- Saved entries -
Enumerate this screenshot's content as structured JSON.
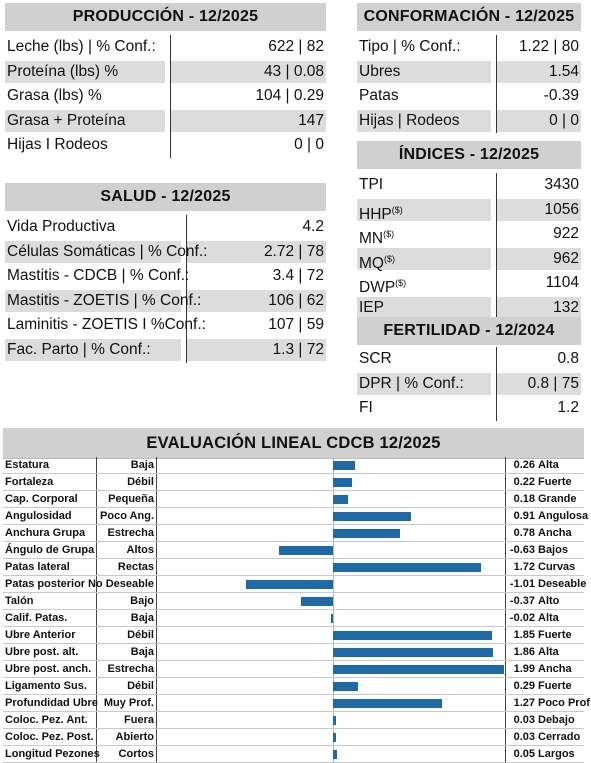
{
  "produccion": {
    "title": "PRODUCCIÓN - 12/2025",
    "rows": [
      {
        "label": "Leche (lbs) | % Conf.:",
        "value": "622 | 82"
      },
      {
        "label": "Proteína (lbs) %",
        "value": "43 | 0.08"
      },
      {
        "label": "Grasa (lbs) %",
        "value": "104 | 0.29"
      },
      {
        "label": "Grasa + Proteína",
        "value": "147"
      },
      {
        "label": "Hijas I Rodeos",
        "value": "0 | 0"
      }
    ]
  },
  "salud": {
    "title": "SALUD - 12/2025",
    "rows": [
      {
        "label": "Vida Productiva",
        "value": "4.2"
      },
      {
        "label": "Células Somáticas | % Conf.:",
        "value": "2.72 | 78"
      },
      {
        "label": "Mastitis - CDCB | % Conf.:",
        "value": "3.4 | 72"
      },
      {
        "label": "Mastitis - ZOETIS | % Conf.:",
        "value": "106 | 62"
      },
      {
        "label": "Laminitis - ZOETIS I %Conf.:",
        "value": "107 | 59"
      },
      {
        "label": "Fac. Parto | % Conf.:",
        "value": "1.3 | 72"
      }
    ]
  },
  "conformacion": {
    "title": "CONFORMACIÓN - 12/2025",
    "rows": [
      {
        "label": "Tipo | % Conf.:",
        "value": "1.22 | 80"
      },
      {
        "label": "Ubres",
        "value": "1.54"
      },
      {
        "label": "Patas",
        "value": "-0.39"
      },
      {
        "label": "Hijas | Rodeos",
        "value": "0 | 0"
      }
    ]
  },
  "indices": {
    "title": "ÍNDICES - 12/2025",
    "rows": [
      {
        "label": "TPI",
        "sup": "",
        "value": "3430"
      },
      {
        "label": "HHP",
        "sup": "($)",
        "value": "1056"
      },
      {
        "label": "MN",
        "sup": "($)",
        "value": "922"
      },
      {
        "label": "MQ",
        "sup": "($)",
        "value": "962"
      },
      {
        "label": "DWP",
        "sup": "($)",
        "value": "1104"
      },
      {
        "label": "IEP",
        "sup": "",
        "value": "132"
      }
    ]
  },
  "fertilidad": {
    "title": "FERTILIDAD - 12/2024",
    "rows": [
      {
        "label": "SCR",
        "value": "0.8"
      },
      {
        "label": "DPR | % Conf.:",
        "value": "0.8 | 75"
      },
      {
        "label": "FI",
        "value": "1.2"
      }
    ]
  },
  "chart_data": {
    "type": "bar",
    "orientation": "horizontal",
    "title": "EVALUACIÓN LINEAL CDCB 12/2025",
    "bar_color": "#1f6aa5",
    "xlim": [
      -2.0,
      2.0
    ],
    "traits": [
      {
        "name": "Estatura",
        "low": "Baja",
        "high": "Alta",
        "value": 0.26,
        "label": "0.26"
      },
      {
        "name": "Fortaleza",
        "low": "Débil",
        "high": "Fuerte",
        "value": 0.22,
        "label": "0.22"
      },
      {
        "name": "Cap. Corporal",
        "low": "Pequeña",
        "high": "Grande",
        "value": 0.18,
        "label": "0.18"
      },
      {
        "name": "Angulosidad",
        "low": "Poco Ang.",
        "high": "Angulosa",
        "value": 0.91,
        "label": "0.91"
      },
      {
        "name": "Anchura Grupa",
        "low": "Estrecha",
        "high": "Ancha",
        "value": 0.78,
        "label": "0.78"
      },
      {
        "name": "Ángulo de Grupa",
        "low": "Altos",
        "high": "Bajos",
        "value": -0.63,
        "label": "-0.63"
      },
      {
        "name": "Patas lateral",
        "low": "Rectas",
        "high": "Curvas",
        "value": 1.72,
        "label": "1.72"
      },
      {
        "name": "Patas posterior",
        "low": "No Deseable",
        "high": "Deseable",
        "value": -1.01,
        "label": "-1.01"
      },
      {
        "name": "Talón",
        "low": "Bajo",
        "high": "Alto",
        "value": -0.37,
        "label": "-0.37"
      },
      {
        "name": "Calif. Patas.",
        "low": "Baja",
        "high": "Alta",
        "value": -0.02,
        "label": "-0.02"
      },
      {
        "name": "Ubre Anterior",
        "low": "Débil",
        "high": "Fuerte",
        "value": 1.85,
        "label": "1.85"
      },
      {
        "name": "Ubre post. alt.",
        "low": "Baja",
        "high": "Alta",
        "value": 1.86,
        "label": "1.86"
      },
      {
        "name": "Ubre post. anch.",
        "low": "Estrecha",
        "high": "Ancha",
        "value": 1.99,
        "label": "1.99"
      },
      {
        "name": "Ligamento Sus.",
        "low": "Débil",
        "high": "Fuerte",
        "value": 0.29,
        "label": "0.29"
      },
      {
        "name": "Profundidad Ubre",
        "low": "Muy Prof.",
        "high": "Poco Prof.",
        "value": 1.27,
        "label": "1.27"
      },
      {
        "name": "Coloc. Pez. Ant.",
        "low": "Fuera",
        "high": "Debajo",
        "value": 0.03,
        "label": "0.03"
      },
      {
        "name": "Coloc. Pez. Post.",
        "low": "Abierto",
        "high": "Cerrado",
        "value": 0.03,
        "label": "0.03"
      },
      {
        "name": "Longitud Pezones",
        "low": "Cortos",
        "high": "Largos",
        "value": 0.05,
        "label": "0.05"
      }
    ]
  }
}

- TASK DIRECTIONS -
Lines that include the word "Rodeos" are to be extracted from the data above.

- CORRECT OUTPUT -
        "label": "Hijas I Rodeos",
        "label": "Hijas | Rodeos",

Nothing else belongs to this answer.